▸ WHAT YOU NEED TO DO: Repeat the records below exactly, leaving out every picture.

▸ INPUT RECORDS:

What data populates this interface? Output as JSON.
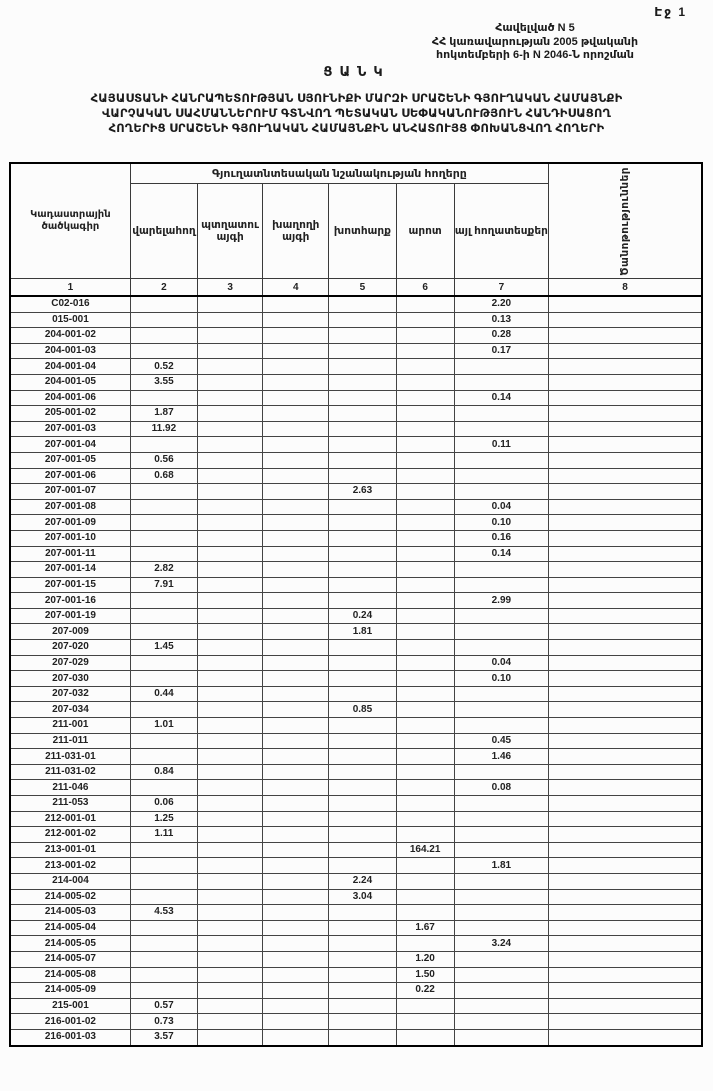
{
  "page": {
    "page_label": "Էջ 1"
  },
  "appendix": {
    "line1": "Հավելված N 5",
    "line2": "ՀՀ կառավարության 2005 թվականի",
    "line3": "հոկտեմբերի 6-ի N 2046-Ն որոշման"
  },
  "title": "ՑԱՆԿ",
  "subtitle": {
    "line1": "ՀԱՅԱՍՏԱՆԻ ՀԱՆՐԱՊԵՏՈՒԹՅԱՆ ՍՅՈՒՆԻՔԻ ՄԱՐԶԻ ՍՐԱՇԵՆԻ ԳՅՈՒՂԱԿԱՆ ՀԱՄԱՅՆՔԻ",
    "line2": "ՎԱՐՉԱԿԱՆ ՍԱՀՄԱՆՆԵՐՈՒՄ ԳՏՆՎՈՂ ՊԵՏԱԿԱՆ ՍԵՓԱԿԱՆՈՒԹՅՈՒՆ ՀԱՆԴԻՍԱՑՈՂ",
    "line3": "ՀՈՂԵՐԻՑ ՍՐԱՇԵՆԻ ԳՅՈՒՂԱԿԱՆ ՀԱՄԱՅՆՔԻՆ ԱՆՀԱՏՈՒՅՑ ՓՈԽԱՆՑՎՈՂ ՀՈՂԵՐԻ"
  },
  "table": {
    "col1_header": "Կադաստրային ծածկագիր",
    "group_header": "Գյուղատնտեսական նշանակության հողերը",
    "sub_headers": [
      "վարելահող",
      "պտղատու այգի",
      "խաղողի այգի",
      "խոտհարք",
      "արոտ",
      "այլ հողատեսքեր"
    ],
    "notes_header": "Ծանոթություններ",
    "number_row": [
      "1",
      "2",
      "3",
      "4",
      "5",
      "6",
      "7",
      "8"
    ],
    "rows": [
      [
        "C02-016",
        "",
        "",
        "",
        "",
        "",
        "2.20",
        ""
      ],
      [
        "015-001",
        "",
        "",
        "",
        "",
        "",
        "0.13",
        ""
      ],
      [
        "204-001-02",
        "",
        "",
        "",
        "",
        "",
        "0.28",
        ""
      ],
      [
        "204-001-03",
        "",
        "",
        "",
        "",
        "",
        "0.17",
        ""
      ],
      [
        "204-001-04",
        "0.52",
        "",
        "",
        "",
        "",
        "",
        ""
      ],
      [
        "204-001-05",
        "3.55",
        "",
        "",
        "",
        "",
        "",
        ""
      ],
      [
        "204-001-06",
        "",
        "",
        "",
        "",
        "",
        "0.14",
        ""
      ],
      [
        "205-001-02",
        "1.87",
        "",
        "",
        "",
        "",
        "",
        ""
      ],
      [
        "207-001-03",
        "11.92",
        "",
        "",
        "",
        "",
        "",
        ""
      ],
      [
        "207-001-04",
        "",
        "",
        "",
        "",
        "",
        "0.11",
        ""
      ],
      [
        "207-001-05",
        "0.56",
        "",
        "",
        "",
        "",
        "",
        ""
      ],
      [
        "207-001-06",
        "0.68",
        "",
        "",
        "",
        "",
        "",
        ""
      ],
      [
        "207-001-07",
        "",
        "",
        "",
        "2.63",
        "",
        "",
        ""
      ],
      [
        "207-001-08",
        "",
        "",
        "",
        "",
        "",
        "0.04",
        ""
      ],
      [
        "207-001-09",
        "",
        "",
        "",
        "",
        "",
        "0.10",
        ""
      ],
      [
        "207-001-10",
        "",
        "",
        "",
        "",
        "",
        "0.16",
        ""
      ],
      [
        "207-001-11",
        "",
        "",
        "",
        "",
        "",
        "0.14",
        ""
      ],
      [
        "207-001-14",
        "2.82",
        "",
        "",
        "",
        "",
        "",
        ""
      ],
      [
        "207-001-15",
        "7.91",
        "",
        "",
        "",
        "",
        "",
        ""
      ],
      [
        "207-001-16",
        "",
        "",
        "",
        "",
        "",
        "2.99",
        ""
      ],
      [
        "207-001-19",
        "",
        "",
        "",
        "0.24",
        "",
        "",
        ""
      ],
      [
        "207-009",
        "",
        "",
        "",
        "1.81",
        "",
        "",
        ""
      ],
      [
        "207-020",
        "1.45",
        "",
        "",
        "",
        "",
        "",
        ""
      ],
      [
        "207-029",
        "",
        "",
        "",
        "",
        "",
        "0.04",
        ""
      ],
      [
        "207-030",
        "",
        "",
        "",
        "",
        "",
        "0.10",
        ""
      ],
      [
        "207-032",
        "0.44",
        "",
        "",
        "",
        "",
        "",
        ""
      ],
      [
        "207-034",
        "",
        "",
        "",
        "0.85",
        "",
        "",
        ""
      ],
      [
        "211-001",
        "1.01",
        "",
        "",
        "",
        "",
        "",
        ""
      ],
      [
        "211-011",
        "",
        "",
        "",
        "",
        "",
        "0.45",
        ""
      ],
      [
        "211-031-01",
        "",
        "",
        "",
        "",
        "",
        "1.46",
        ""
      ],
      [
        "211-031-02",
        "0.84",
        "",
        "",
        "",
        "",
        "",
        ""
      ],
      [
        "211-046",
        "",
        "",
        "",
        "",
        "",
        "0.08",
        ""
      ],
      [
        "211-053",
        "0.06",
        "",
        "",
        "",
        "",
        "",
        ""
      ],
      [
        "212-001-01",
        "1.25",
        "",
        "",
        "",
        "",
        "",
        ""
      ],
      [
        "212-001-02",
        "1.11",
        "",
        "",
        "",
        "",
        "",
        ""
      ],
      [
        "213-001-01",
        "",
        "",
        "",
        "",
        "164.21",
        "",
        ""
      ],
      [
        "213-001-02",
        "",
        "",
        "",
        "",
        "",
        "1.81",
        ""
      ],
      [
        "214-004",
        "",
        "",
        "",
        "2.24",
        "",
        "",
        ""
      ],
      [
        "214-005-02",
        "",
        "",
        "",
        "3.04",
        "",
        "",
        ""
      ],
      [
        "214-005-03",
        "4.53",
        "",
        "",
        "",
        "",
        "",
        ""
      ],
      [
        "214-005-04",
        "",
        "",
        "",
        "",
        "1.67",
        "",
        ""
      ],
      [
        "214-005-05",
        "",
        "",
        "",
        "",
        "",
        "3.24",
        ""
      ],
      [
        "214-005-07",
        "",
        "",
        "",
        "",
        "1.20",
        "",
        ""
      ],
      [
        "214-005-08",
        "",
        "",
        "",
        "",
        "1.50",
        "",
        ""
      ],
      [
        "214-005-09",
        "",
        "",
        "",
        "",
        "0.22",
        "",
        ""
      ],
      [
        "215-001",
        "0.57",
        "",
        "",
        "",
        "",
        "",
        ""
      ],
      [
        "216-001-02",
        "0.73",
        "",
        "",
        "",
        "",
        "",
        ""
      ],
      [
        "216-001-03",
        "3.57",
        "",
        "",
        "",
        "",
        "",
        ""
      ]
    ]
  }
}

▸ OUTPUT BELOW:
What data populates this interface? Output as JSON.
{
  "page": {
    "page_label": "Էջ 1"
  },
  "appendix": {
    "line1": "Հավելված N 5",
    "line2": "ՀՀ կառավարության 2005 թվականի",
    "line3": "հոկտեմբերի 6-ի N 2046-Ն որոշման"
  },
  "title": "ՑԱՆԿ",
  "subtitle": {
    "line1": "ՀԱՅԱՍՏԱՆԻ ՀԱՆՐԱՊԵՏՈՒԹՅԱՆ ՍՅՈՒՆԻՔԻ ՄԱՐԶԻ ՍՐԱՇԵՆԻ ԳՅՈՒՂԱԿԱՆ ՀԱՄԱՅՆՔԻ",
    "line2": "ՎԱՐՉԱԿԱՆ ՍԱՀՄԱՆՆԵՐՈՒՄ ԳՏՆՎՈՂ ՊԵՏԱԿԱՆ ՍԵՓԱԿԱՆՈՒԹՅՈՒՆ ՀԱՆԴԻՍԱՑՈՂ",
    "line3": "ՀՈՂԵՐԻՑ ՍՐԱՇԵՆԻ ԳՅՈՒՂԱԿԱՆ ՀԱՄԱՅՆՔԻՆ ԱՆՀԱՏՈՒՅՑ ՓՈԽԱՆՑՎՈՂ ՀՈՂԵՐԻ"
  },
  "table": {
    "col1_header": "Կադաստրային ծածկագիր",
    "group_header": "Գյուղատնտեսական նշանակության հողերը",
    "sub_headers": [
      "վարելահող",
      "պտղատու այգի",
      "խաղողի այգի",
      "խոտհարք",
      "արոտ",
      "այլ հողատեսքեր"
    ],
    "notes_header": "Ծանոթություններ",
    "number_row": [
      "1",
      "2",
      "3",
      "4",
      "5",
      "6",
      "7",
      "8"
    ],
    "rows": [
      [
        "C02-016",
        "",
        "",
        "",
        "",
        "",
        "2.20",
        ""
      ],
      [
        "015-001",
        "",
        "",
        "",
        "",
        "",
        "0.13",
        ""
      ],
      [
        "204-001-02",
        "",
        "",
        "",
        "",
        "",
        "0.28",
        ""
      ],
      [
        "204-001-03",
        "",
        "",
        "",
        "",
        "",
        "0.17",
        ""
      ],
      [
        "204-001-04",
        "0.52",
        "",
        "",
        "",
        "",
        "",
        ""
      ],
      [
        "204-001-05",
        "3.55",
        "",
        "",
        "",
        "",
        "",
        ""
      ],
      [
        "204-001-06",
        "",
        "",
        "",
        "",
        "",
        "0.14",
        ""
      ],
      [
        "205-001-02",
        "1.87",
        "",
        "",
        "",
        "",
        "",
        ""
      ],
      [
        "207-001-03",
        "11.92",
        "",
        "",
        "",
        "",
        "",
        ""
      ],
      [
        "207-001-04",
        "",
        "",
        "",
        "",
        "",
        "0.11",
        ""
      ],
      [
        "207-001-05",
        "0.56",
        "",
        "",
        "",
        "",
        "",
        ""
      ],
      [
        "207-001-06",
        "0.68",
        "",
        "",
        "",
        "",
        "",
        ""
      ],
      [
        "207-001-07",
        "",
        "",
        "",
        "2.63",
        "",
        "",
        ""
      ],
      [
        "207-001-08",
        "",
        "",
        "",
        "",
        "",
        "0.04",
        ""
      ],
      [
        "207-001-09",
        "",
        "",
        "",
        "",
        "",
        "0.10",
        ""
      ],
      [
        "207-001-10",
        "",
        "",
        "",
        "",
        "",
        "0.16",
        ""
      ],
      [
        "207-001-11",
        "",
        "",
        "",
        "",
        "",
        "0.14",
        ""
      ],
      [
        "207-001-14",
        "2.82",
        "",
        "",
        "",
        "",
        "",
        ""
      ],
      [
        "207-001-15",
        "7.91",
        "",
        "",
        "",
        "",
        "",
        ""
      ],
      [
        "207-001-16",
        "",
        "",
        "",
        "",
        "",
        "2.99",
        ""
      ],
      [
        "207-001-19",
        "",
        "",
        "",
        "0.24",
        "",
        "",
        ""
      ],
      [
        "207-009",
        "",
        "",
        "",
        "1.81",
        "",
        "",
        ""
      ],
      [
        "207-020",
        "1.45",
        "",
        "",
        "",
        "",
        "",
        ""
      ],
      [
        "207-029",
        "",
        "",
        "",
        "",
        "",
        "0.04",
        ""
      ],
      [
        "207-030",
        "",
        "",
        "",
        "",
        "",
        "0.10",
        ""
      ],
      [
        "207-032",
        "0.44",
        "",
        "",
        "",
        "",
        "",
        ""
      ],
      [
        "207-034",
        "",
        "",
        "",
        "0.85",
        "",
        "",
        ""
      ],
      [
        "211-001",
        "1.01",
        "",
        "",
        "",
        "",
        "",
        ""
      ],
      [
        "211-011",
        "",
        "",
        "",
        "",
        "",
        "0.45",
        ""
      ],
      [
        "211-031-01",
        "",
        "",
        "",
        "",
        "",
        "1.46",
        ""
      ],
      [
        "211-031-02",
        "0.84",
        "",
        "",
        "",
        "",
        "",
        ""
      ],
      [
        "211-046",
        "",
        "",
        "",
        "",
        "",
        "0.08",
        ""
      ],
      [
        "211-053",
        "0.06",
        "",
        "",
        "",
        "",
        "",
        ""
      ],
      [
        "212-001-01",
        "1.25",
        "",
        "",
        "",
        "",
        "",
        ""
      ],
      [
        "212-001-02",
        "1.11",
        "",
        "",
        "",
        "",
        "",
        ""
      ],
      [
        "213-001-01",
        "",
        "",
        "",
        "",
        "164.21",
        "",
        ""
      ],
      [
        "213-001-02",
        "",
        "",
        "",
        "",
        "",
        "1.81",
        ""
      ],
      [
        "214-004",
        "",
        "",
        "",
        "2.24",
        "",
        "",
        ""
      ],
      [
        "214-005-02",
        "",
        "",
        "",
        "3.04",
        "",
        "",
        ""
      ],
      [
        "214-005-03",
        "4.53",
        "",
        "",
        "",
        "",
        "",
        ""
      ],
      [
        "214-005-04",
        "",
        "",
        "",
        "",
        "1.67",
        "",
        ""
      ],
      [
        "214-005-05",
        "",
        "",
        "",
        "",
        "",
        "3.24",
        ""
      ],
      [
        "214-005-07",
        "",
        "",
        "",
        "",
        "1.20",
        "",
        ""
      ],
      [
        "214-005-08",
        "",
        "",
        "",
        "",
        "1.50",
        "",
        ""
      ],
      [
        "214-005-09",
        "",
        "",
        "",
        "",
        "0.22",
        "",
        ""
      ],
      [
        "215-001",
        "0.57",
        "",
        "",
        "",
        "",
        "",
        ""
      ],
      [
        "216-001-02",
        "0.73",
        "",
        "",
        "",
        "",
        "",
        ""
      ],
      [
        "216-001-03",
        "3.57",
        "",
        "",
        "",
        "",
        "",
        ""
      ]
    ]
  }
}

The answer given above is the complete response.